**Set task**
Reproduce all of the data below without alteration; exclude every picture.

**Raw data**
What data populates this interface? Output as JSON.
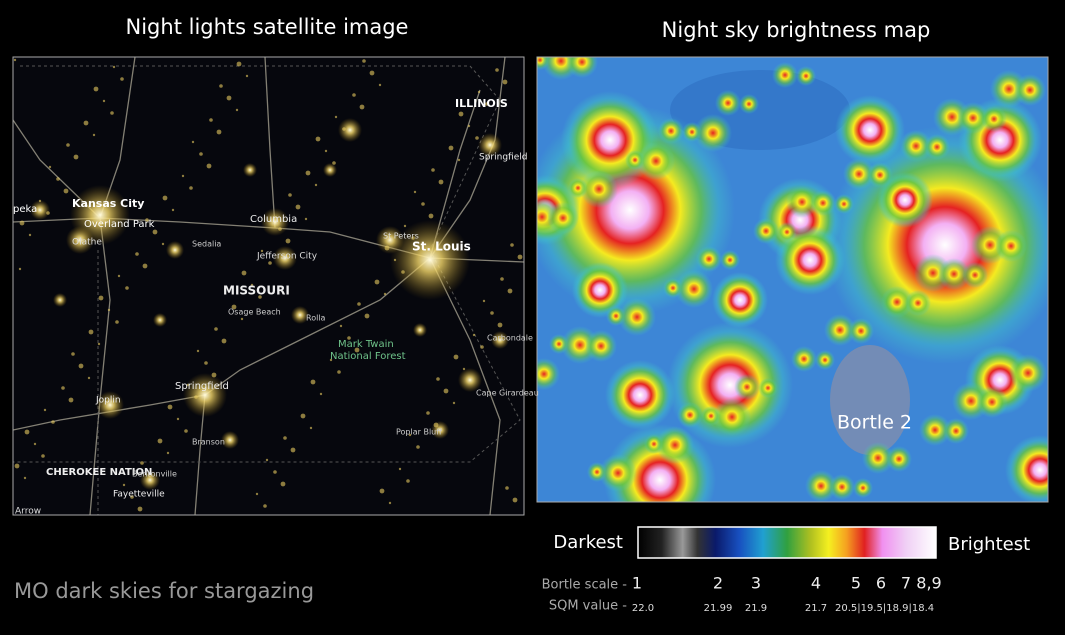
{
  "left_panel": {
    "title": "Night lights satellite image",
    "labels": [
      "Kansas City",
      "Overland Park",
      "Olathe",
      "peka",
      "Columbia",
      "Sedalia",
      "Jefferson City",
      "St Peters",
      "St. Louis",
      "MISSOURI",
      "Osage Beach",
      "Rolla",
      "Mark Twain National Forest",
      "Springfield",
      "Joplin",
      "Branson",
      "Poplar Bluff",
      "Cape Girardeau",
      "Carbondale",
      "ILLINOIS",
      "Springfield",
      "CHEROKEE NATION",
      "Bentonville",
      "Fayetteville",
      "Arrow"
    ]
  },
  "right_panel": {
    "title": "Night sky brightness map",
    "annotation": "Bortle 2"
  },
  "legend": {
    "left_label": "Darkest",
    "right_label": "Brightest",
    "bortle_label": "Bortle scale -",
    "bortle_values": [
      "1",
      "2",
      "3",
      "4",
      "5",
      "6",
      "7",
      "8,9"
    ],
    "sqm_label": "SQM value -",
    "sqm_values": [
      "22.0",
      "21.99",
      "21.9",
      "21.7",
      "20.5|19.5|18.9|18.4"
    ]
  },
  "caption": "MO dark skies for stargazing"
}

**Exercise output**
What data populates this interface? Output as JSON.
{
  "left_panel": {
    "title": "Night lights satellite image",
    "labels": [
      "Kansas City",
      "Overland Park",
      "Olathe",
      "peka",
      "Columbia",
      "Sedalia",
      "Jefferson City",
      "St Peters",
      "St. Louis",
      "MISSOURI",
      "Osage Beach",
      "Rolla",
      "Mark Twain National Forest",
      "Springfield",
      "Joplin",
      "Branson",
      "Poplar Bluff",
      "Cape Girardeau",
      "Carbondale",
      "ILLINOIS",
      "Springfield",
      "CHEROKEE NATION",
      "Bentonville",
      "Fayetteville",
      "Arrow"
    ]
  },
  "right_panel": {
    "title": "Night sky brightness map",
    "annotation": "Bortle 2"
  },
  "legend": {
    "left_label": "Darkest",
    "right_label": "Brightest",
    "bortle_label": "Bortle scale -",
    "bortle_values": [
      "1",
      "2",
      "3",
      "4",
      "5",
      "6",
      "7",
      "8,9"
    ],
    "sqm_label": "SQM value -",
    "sqm_values": [
      "22.0",
      "21.99",
      "21.9",
      "21.7",
      "20.5|19.5|18.9|18.4"
    ]
  },
  "caption": "MO dark skies for stargazing"
}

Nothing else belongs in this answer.